DATA FOR THIS EXERCISE:
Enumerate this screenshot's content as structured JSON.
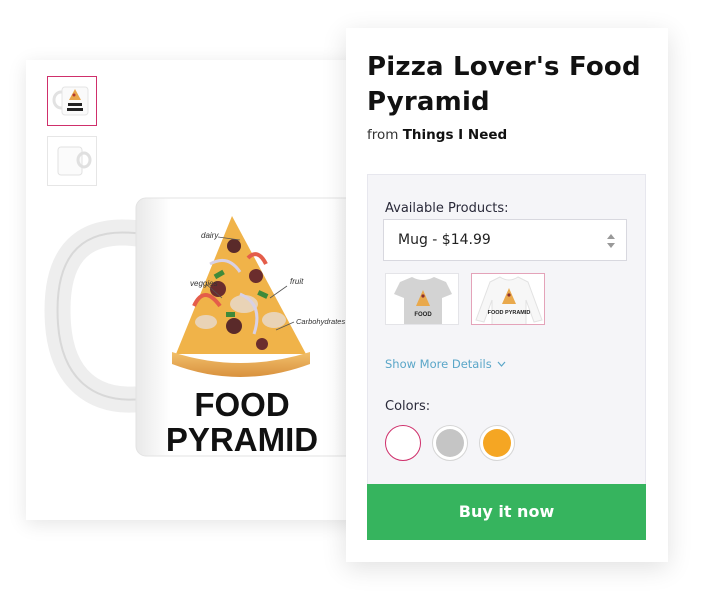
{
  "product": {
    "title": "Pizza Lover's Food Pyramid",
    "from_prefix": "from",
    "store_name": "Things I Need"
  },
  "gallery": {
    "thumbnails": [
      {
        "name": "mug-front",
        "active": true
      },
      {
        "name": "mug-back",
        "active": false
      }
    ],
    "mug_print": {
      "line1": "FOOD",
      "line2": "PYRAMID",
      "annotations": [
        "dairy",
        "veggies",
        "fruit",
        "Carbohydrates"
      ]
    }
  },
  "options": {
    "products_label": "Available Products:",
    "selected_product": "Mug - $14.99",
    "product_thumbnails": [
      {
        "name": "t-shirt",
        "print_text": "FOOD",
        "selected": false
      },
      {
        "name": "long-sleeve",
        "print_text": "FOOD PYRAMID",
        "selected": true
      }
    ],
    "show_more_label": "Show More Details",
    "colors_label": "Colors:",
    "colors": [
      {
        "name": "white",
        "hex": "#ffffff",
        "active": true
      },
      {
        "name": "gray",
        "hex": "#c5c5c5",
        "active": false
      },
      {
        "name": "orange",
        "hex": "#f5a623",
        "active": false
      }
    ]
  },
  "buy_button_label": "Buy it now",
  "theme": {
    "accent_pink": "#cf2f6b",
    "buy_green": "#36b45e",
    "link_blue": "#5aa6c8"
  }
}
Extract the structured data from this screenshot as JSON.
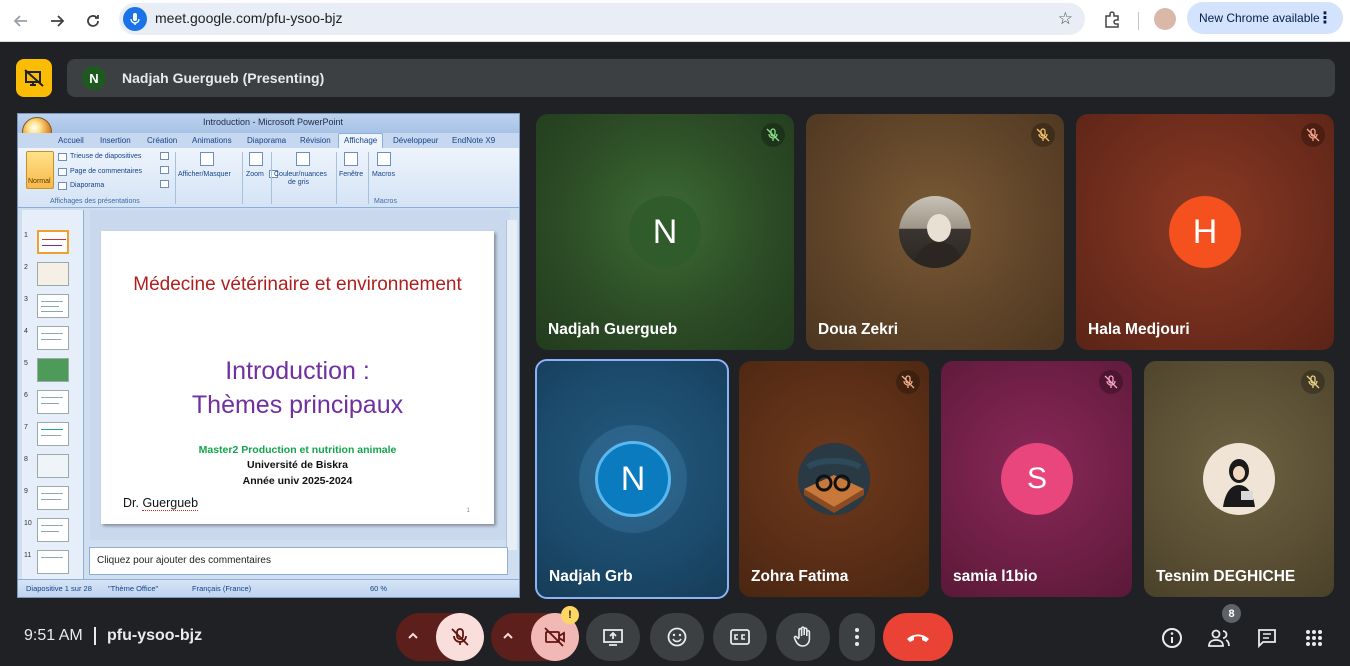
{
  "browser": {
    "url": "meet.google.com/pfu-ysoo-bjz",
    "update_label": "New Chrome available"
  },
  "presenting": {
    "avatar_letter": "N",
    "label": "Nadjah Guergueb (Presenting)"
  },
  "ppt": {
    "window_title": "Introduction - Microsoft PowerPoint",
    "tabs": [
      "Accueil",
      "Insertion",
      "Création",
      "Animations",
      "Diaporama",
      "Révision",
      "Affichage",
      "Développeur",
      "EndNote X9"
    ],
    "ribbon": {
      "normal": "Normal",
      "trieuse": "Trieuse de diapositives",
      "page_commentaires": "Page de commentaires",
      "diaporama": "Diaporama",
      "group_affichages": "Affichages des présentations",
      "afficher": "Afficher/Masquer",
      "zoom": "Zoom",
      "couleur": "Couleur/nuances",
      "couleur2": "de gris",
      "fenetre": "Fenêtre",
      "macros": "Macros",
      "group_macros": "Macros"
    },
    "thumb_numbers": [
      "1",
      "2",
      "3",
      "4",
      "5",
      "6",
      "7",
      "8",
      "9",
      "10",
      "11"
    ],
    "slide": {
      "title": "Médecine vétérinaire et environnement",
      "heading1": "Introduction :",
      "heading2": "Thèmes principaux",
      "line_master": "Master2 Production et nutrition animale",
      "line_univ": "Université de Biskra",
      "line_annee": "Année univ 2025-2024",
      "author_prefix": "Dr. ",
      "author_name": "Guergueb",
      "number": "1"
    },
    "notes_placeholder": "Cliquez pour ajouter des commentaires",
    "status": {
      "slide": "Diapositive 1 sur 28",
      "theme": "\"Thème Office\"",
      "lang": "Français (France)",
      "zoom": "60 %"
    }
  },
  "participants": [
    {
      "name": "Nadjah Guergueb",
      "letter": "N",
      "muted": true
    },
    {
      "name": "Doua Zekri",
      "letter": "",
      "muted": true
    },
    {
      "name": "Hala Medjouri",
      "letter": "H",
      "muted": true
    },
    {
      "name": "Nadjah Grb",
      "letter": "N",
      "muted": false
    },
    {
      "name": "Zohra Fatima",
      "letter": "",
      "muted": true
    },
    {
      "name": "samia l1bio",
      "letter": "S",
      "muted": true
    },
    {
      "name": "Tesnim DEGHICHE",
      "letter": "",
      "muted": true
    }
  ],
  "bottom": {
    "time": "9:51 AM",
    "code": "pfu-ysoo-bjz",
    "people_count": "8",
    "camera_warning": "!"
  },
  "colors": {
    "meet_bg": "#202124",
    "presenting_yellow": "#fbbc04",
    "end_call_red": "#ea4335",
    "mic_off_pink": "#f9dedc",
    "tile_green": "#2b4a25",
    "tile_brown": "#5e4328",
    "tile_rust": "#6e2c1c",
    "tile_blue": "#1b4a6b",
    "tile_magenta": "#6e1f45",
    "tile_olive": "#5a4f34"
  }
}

AIM OF THE TASK:
Omit the pictures and give the material again, exactly and in full.

ANSWER BELOW:
Enumerate this screenshot's content as structured JSON.
{
  "product": {
    "title": "Pizza Lover's Food Pyramid",
    "from_prefix": "from",
    "store_name": "Things I Need"
  },
  "gallery": {
    "thumbnails": [
      {
        "name": "mug-front",
        "active": true
      },
      {
        "name": "mug-back",
        "active": false
      }
    ],
    "mug_print": {
      "line1": "FOOD",
      "line2": "PYRAMID",
      "annotations": [
        "dairy",
        "veggies",
        "fruit",
        "Carbohydrates"
      ]
    }
  },
  "options": {
    "products_label": "Available Products:",
    "selected_product": "Mug - $14.99",
    "product_thumbnails": [
      {
        "name": "t-shirt",
        "print_text": "FOOD",
        "selected": false
      },
      {
        "name": "long-sleeve",
        "print_text": "FOOD PYRAMID",
        "selected": true
      }
    ],
    "show_more_label": "Show More Details",
    "colors_label": "Colors:",
    "colors": [
      {
        "name": "white",
        "hex": "#ffffff",
        "active": true
      },
      {
        "name": "gray",
        "hex": "#c5c5c5",
        "active": false
      },
      {
        "name": "orange",
        "hex": "#f5a623",
        "active": false
      }
    ]
  },
  "buy_button_label": "Buy it now",
  "theme": {
    "accent_pink": "#cf2f6b",
    "buy_green": "#36b45e",
    "link_blue": "#5aa6c8"
  }
}
Extract the structured data from this screenshot as JSON.
{
  "browser": {
    "url": "meet.google.com/pfu-ysoo-bjz",
    "update_label": "New Chrome available"
  },
  "presenting": {
    "avatar_letter": "N",
    "label": "Nadjah Guergueb (Presenting)"
  },
  "ppt": {
    "window_title": "Introduction - Microsoft PowerPoint",
    "tabs": [
      "Accueil",
      "Insertion",
      "Création",
      "Animations",
      "Diaporama",
      "Révision",
      "Affichage",
      "Développeur",
      "EndNote X9"
    ],
    "ribbon": {
      "normal": "Normal",
      "trieuse": "Trieuse de diapositives",
      "page_commentaires": "Page de commentaires",
      "diaporama": "Diaporama",
      "group_affichages": "Affichages des présentations",
      "afficher": "Afficher/Masquer",
      "zoom": "Zoom",
      "couleur": "Couleur/nuances",
      "couleur2": "de gris",
      "fenetre": "Fenêtre",
      "macros": "Macros",
      "group_macros": "Macros"
    },
    "thumb_numbers": [
      "1",
      "2",
      "3",
      "4",
      "5",
      "6",
      "7",
      "8",
      "9",
      "10",
      "11"
    ],
    "slide": {
      "title": "Médecine vétérinaire et environnement",
      "heading1": "Introduction :",
      "heading2": "Thèmes principaux",
      "line_master": "Master2 Production et nutrition animale",
      "line_univ": "Université de Biskra",
      "line_annee": "Année univ 2025-2024",
      "author_prefix": "Dr. ",
      "author_name": "Guergueb",
      "number": "1"
    },
    "notes_placeholder": "Cliquez pour ajouter des commentaires",
    "status": {
      "slide": "Diapositive 1 sur 28",
      "theme": "\"Thème Office\"",
      "lang": "Français (France)",
      "zoom": "60 %"
    }
  },
  "participants": [
    {
      "name": "Nadjah Guergueb",
      "letter": "N",
      "muted": true
    },
    {
      "name": "Doua Zekri",
      "letter": "",
      "muted": true
    },
    {
      "name": "Hala Medjouri",
      "letter": "H",
      "muted": true
    },
    {
      "name": "Nadjah Grb",
      "letter": "N",
      "muted": false
    },
    {
      "name": "Zohra Fatima",
      "letter": "",
      "muted": true
    },
    {
      "name": "samia l1bio",
      "letter": "S",
      "muted": true
    },
    {
      "name": "Tesnim DEGHICHE",
      "letter": "",
      "muted": true
    }
  ],
  "bottom": {
    "time": "9:51 AM",
    "code": "pfu-ysoo-bjz",
    "people_count": "8",
    "camera_warning": "!"
  },
  "colors": {
    "meet_bg": "#202124",
    "presenting_yellow": "#fbbc04",
    "end_call_red": "#ea4335",
    "mic_off_pink": "#f9dedc",
    "tile_green": "#2b4a25",
    "tile_brown": "#5e4328",
    "tile_rust": "#6e2c1c",
    "tile_blue": "#1b4a6b",
    "tile_magenta": "#6e1f45",
    "tile_olive": "#5a4f34"
  }
}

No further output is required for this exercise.